- GIVEN EXERCISE -
Wherever the string "grid" appears in a line, extract that line.

━━━━━ RECORDS TO PROCESS ━━━━━

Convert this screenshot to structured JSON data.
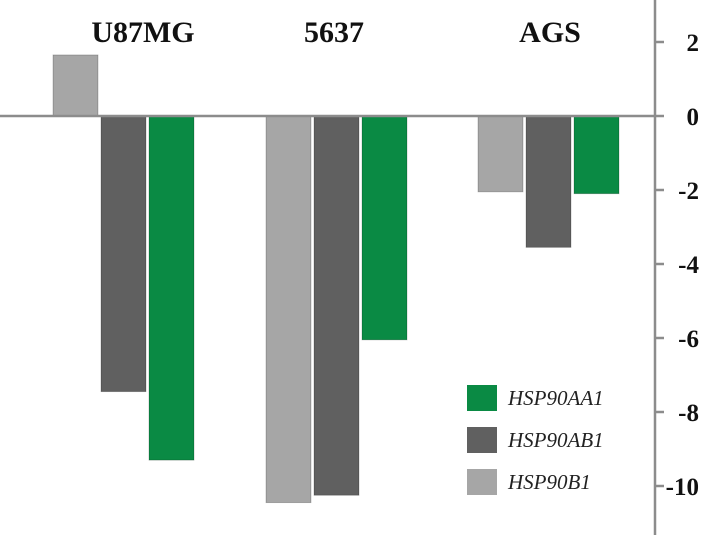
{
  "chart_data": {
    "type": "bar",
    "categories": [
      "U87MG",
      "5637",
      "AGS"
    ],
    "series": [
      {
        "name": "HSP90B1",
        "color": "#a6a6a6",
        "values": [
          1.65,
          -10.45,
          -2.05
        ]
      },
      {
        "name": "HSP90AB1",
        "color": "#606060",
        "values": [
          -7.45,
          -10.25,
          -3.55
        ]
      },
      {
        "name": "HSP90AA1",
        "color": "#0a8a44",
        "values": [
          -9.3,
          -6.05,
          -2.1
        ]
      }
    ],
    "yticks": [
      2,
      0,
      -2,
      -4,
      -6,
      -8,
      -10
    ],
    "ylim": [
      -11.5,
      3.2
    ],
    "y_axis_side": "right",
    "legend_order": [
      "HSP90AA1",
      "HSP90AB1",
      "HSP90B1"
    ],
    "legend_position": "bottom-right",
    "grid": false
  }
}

━━━━━
━━━━━ RECORDS TO PROCESS ━━━━━

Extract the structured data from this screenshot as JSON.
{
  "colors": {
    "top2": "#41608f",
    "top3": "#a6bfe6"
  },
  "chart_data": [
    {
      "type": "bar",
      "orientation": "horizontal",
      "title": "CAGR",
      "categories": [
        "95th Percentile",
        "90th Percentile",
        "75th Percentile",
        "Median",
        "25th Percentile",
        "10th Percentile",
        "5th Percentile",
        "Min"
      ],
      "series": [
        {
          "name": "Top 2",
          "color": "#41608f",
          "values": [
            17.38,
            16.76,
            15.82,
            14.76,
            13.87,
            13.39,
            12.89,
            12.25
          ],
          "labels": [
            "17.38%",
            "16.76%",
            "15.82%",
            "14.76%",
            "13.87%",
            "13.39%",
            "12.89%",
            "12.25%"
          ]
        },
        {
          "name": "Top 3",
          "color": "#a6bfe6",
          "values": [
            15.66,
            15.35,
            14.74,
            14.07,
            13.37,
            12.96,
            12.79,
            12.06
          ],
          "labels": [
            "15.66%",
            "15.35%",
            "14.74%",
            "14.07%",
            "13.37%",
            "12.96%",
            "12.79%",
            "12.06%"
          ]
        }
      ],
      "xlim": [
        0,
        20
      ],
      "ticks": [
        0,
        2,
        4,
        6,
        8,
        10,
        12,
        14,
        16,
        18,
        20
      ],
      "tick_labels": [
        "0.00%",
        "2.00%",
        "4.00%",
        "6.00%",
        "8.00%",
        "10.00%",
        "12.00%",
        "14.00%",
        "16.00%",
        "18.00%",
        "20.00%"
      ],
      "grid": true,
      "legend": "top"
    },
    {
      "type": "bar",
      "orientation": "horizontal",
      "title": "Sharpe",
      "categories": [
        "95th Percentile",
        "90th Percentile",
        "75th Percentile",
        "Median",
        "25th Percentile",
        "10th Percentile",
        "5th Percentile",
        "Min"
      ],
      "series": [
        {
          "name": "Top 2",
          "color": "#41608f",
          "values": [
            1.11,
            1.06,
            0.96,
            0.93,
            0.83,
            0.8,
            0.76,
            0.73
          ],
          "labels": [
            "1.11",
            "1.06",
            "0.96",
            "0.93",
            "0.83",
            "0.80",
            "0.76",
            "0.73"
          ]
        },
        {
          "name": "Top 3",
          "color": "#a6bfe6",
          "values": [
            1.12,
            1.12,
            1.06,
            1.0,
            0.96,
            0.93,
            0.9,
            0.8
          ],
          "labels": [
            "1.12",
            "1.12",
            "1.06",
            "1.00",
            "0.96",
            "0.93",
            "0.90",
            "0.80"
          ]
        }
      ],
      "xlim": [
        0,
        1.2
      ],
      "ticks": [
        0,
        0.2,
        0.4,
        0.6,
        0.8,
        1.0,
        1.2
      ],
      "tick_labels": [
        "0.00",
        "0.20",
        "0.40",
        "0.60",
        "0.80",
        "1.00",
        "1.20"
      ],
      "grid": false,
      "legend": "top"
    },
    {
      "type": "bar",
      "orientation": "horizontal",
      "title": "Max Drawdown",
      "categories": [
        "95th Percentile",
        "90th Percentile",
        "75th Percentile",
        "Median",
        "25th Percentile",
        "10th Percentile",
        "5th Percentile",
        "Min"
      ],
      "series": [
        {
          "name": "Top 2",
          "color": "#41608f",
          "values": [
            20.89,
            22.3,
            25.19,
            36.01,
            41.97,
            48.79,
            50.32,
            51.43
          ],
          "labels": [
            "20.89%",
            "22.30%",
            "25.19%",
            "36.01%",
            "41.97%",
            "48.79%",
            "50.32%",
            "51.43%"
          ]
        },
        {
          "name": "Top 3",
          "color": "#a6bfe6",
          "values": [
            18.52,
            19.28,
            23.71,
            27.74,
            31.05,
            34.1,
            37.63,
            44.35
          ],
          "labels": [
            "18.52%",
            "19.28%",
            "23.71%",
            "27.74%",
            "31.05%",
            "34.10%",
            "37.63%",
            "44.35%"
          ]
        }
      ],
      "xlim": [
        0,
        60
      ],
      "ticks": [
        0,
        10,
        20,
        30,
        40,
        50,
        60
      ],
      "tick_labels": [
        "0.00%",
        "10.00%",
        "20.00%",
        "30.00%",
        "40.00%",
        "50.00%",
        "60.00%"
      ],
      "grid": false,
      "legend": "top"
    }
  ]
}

━━━━━

- COMPLETE ANSWER -
    "grid": false
      "grid": true,
      "grid": false,
      "grid": false,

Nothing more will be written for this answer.